• _WHAT TO PRODUCE_: Return the full listing exactly as it is written.
::: PROVIDED DATA
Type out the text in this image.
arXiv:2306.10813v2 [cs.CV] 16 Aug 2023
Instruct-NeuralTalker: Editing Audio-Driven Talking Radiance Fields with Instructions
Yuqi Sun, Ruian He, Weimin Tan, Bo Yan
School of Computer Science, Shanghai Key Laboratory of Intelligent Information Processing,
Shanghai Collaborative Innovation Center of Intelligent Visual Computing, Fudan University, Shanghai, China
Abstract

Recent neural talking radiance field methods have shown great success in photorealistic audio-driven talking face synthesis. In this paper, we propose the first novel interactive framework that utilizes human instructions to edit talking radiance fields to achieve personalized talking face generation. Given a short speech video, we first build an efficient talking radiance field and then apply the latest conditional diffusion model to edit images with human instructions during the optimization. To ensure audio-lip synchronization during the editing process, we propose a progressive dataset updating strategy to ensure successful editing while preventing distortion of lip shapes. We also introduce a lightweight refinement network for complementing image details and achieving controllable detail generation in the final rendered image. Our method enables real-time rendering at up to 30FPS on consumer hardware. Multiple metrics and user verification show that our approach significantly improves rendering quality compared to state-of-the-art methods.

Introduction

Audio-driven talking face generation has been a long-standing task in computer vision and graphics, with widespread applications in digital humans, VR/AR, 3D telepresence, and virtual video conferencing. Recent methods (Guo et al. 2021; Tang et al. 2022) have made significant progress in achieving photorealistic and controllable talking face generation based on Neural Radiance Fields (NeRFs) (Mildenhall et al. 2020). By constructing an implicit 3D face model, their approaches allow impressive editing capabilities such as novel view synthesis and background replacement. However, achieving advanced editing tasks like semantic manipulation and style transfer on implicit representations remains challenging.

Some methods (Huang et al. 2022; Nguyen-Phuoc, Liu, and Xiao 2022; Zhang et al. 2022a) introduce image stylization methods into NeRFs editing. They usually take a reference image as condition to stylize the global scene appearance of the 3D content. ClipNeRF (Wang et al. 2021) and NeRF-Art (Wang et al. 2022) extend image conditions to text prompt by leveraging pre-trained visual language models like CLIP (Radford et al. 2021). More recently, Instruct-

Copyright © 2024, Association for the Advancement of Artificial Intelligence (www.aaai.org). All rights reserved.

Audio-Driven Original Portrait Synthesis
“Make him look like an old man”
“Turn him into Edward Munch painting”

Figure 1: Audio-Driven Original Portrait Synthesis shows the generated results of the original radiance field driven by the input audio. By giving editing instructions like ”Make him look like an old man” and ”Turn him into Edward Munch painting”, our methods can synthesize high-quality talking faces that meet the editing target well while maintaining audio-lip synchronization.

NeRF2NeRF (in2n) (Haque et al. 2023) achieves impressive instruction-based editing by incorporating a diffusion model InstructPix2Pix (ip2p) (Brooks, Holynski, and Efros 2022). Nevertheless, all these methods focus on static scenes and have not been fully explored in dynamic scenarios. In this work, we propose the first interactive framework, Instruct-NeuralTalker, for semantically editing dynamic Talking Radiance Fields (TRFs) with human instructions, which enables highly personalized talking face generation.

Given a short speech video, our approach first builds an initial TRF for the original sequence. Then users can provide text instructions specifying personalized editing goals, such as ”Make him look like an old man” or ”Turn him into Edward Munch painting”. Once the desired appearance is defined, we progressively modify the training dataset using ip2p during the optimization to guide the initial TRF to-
::::::
• _ANSWER TO THE PROBLEM_:
Type out the text in this image.
arXiv:2306.10813v2 [cs.CV] 16 Aug 2023
Instruct-NeuralTalker: Editing Audio-Driven Talking Radiance Fields with Instructions
Yuqi Sun, Ruian He, Weimin Tan, Bo Yan
School of Computer Science, Shanghai Key Laboratory of Intelligent Information Processing,
Shanghai Collaborative Innovation Center of Intelligent Visual Computing, Fudan University, Shanghai, China
Abstract

Recent neural talking radiance field methods have shown great success in photorealistic audio-driven talking face synthesis. In this paper, we propose the first novel interactive framework that utilizes human instructions to edit talking radiance fields to achieve personalized talking face generation. Given a short speech video, we first build an efficient talking radiance field and then apply the latest conditional diffusion model to edit images with human instructions during the optimization. To ensure audio-lip synchronization during the editing process, we propose a progressive dataset updating strategy to ensure successful editing while preventing distortion of lip shapes. We also introduce a lightweight refinement network for complementing image details and achieving controllable detail generation in the final rendered image. Our method enables real-time rendering at up to 30FPS on consumer hardware. Multiple metrics and user verification show that our approach significantly improves rendering quality compared to state-of-the-art methods.

Introduction

Audio-driven talking face generation has been a long-standing task in computer vision and graphics, with widespread applications in digital humans, VR/AR, 3D telepresence, and virtual video conferencing. Recent methods (Guo et al. 2021; Tang et al. 2022) have made significant progress in achieving photorealistic and controllable talking face generation based on Neural Radiance Fields (NeRFs) (Mildenhall et al. 2020). By constructing an implicit 3D face model, their approaches allow impressive editing capabilities such as novel view synthesis and background replacement. However, achieving advanced editing tasks like semantic manipulation and style transfer on implicit representations remains challenging.

Some methods (Huang et al. 2022; Nguyen-Phuoc, Liu, and Xiao 2022; Zhang et al. 2022a) introduce image stylization methods into NeRFs editing. They usually take a reference image as condition to stylize the global scene appearance of the 3D content. ClipNeRF (Wang et al. 2021) and NeRF-Art (Wang et al. 2022) extend image conditions to text prompt by leveraging pre-trained visual language models like CLIP (Radford et al. 2021). More recently, Instruct-

Copyright © 2024, Association for the Advancement of Artificial Intelligence (www.aaai.org). All rights reserved.

Audio-Driven Original Portrait Synthesis
“Make him look like an old man”
“Turn him into Edward Munch painting”

Figure 1: Audio-Driven Original Portrait Synthesis shows the generated results of the original radiance field driven by the input audio. By giving editing instructions like ”Make him look like an old man” and ”Turn him into Edward Munch painting”, our methods can synthesize high-quality talking faces that meet the editing target well while maintaining audio-lip synchronization.

NeRF2NeRF (in2n) (Haque et al. 2023) achieves impressive instruction-based editing by incorporating a diffusion model InstructPix2Pix (ip2p) (Brooks, Holynski, and Efros 2022). Nevertheless, all these methods focus on static scenes and have not been fully explored in dynamic scenarios. In this work, we propose the first interactive framework, Instruct-NeuralTalker, for semantically editing dynamic Talking Radiance Fields (TRFs) with human instructions, which enables highly personalized talking face generation.

Given a short speech video, our approach first builds an initial TRF for the original sequence. Then users can provide text instructions specifying personalized editing goals, such as ”Make him look like an old man” or ”Turn him into Edward Munch painting”. Once the desired appearance is defined, we progressively modify the training dataset using ip2p during the optimization to guide the initial TRF to-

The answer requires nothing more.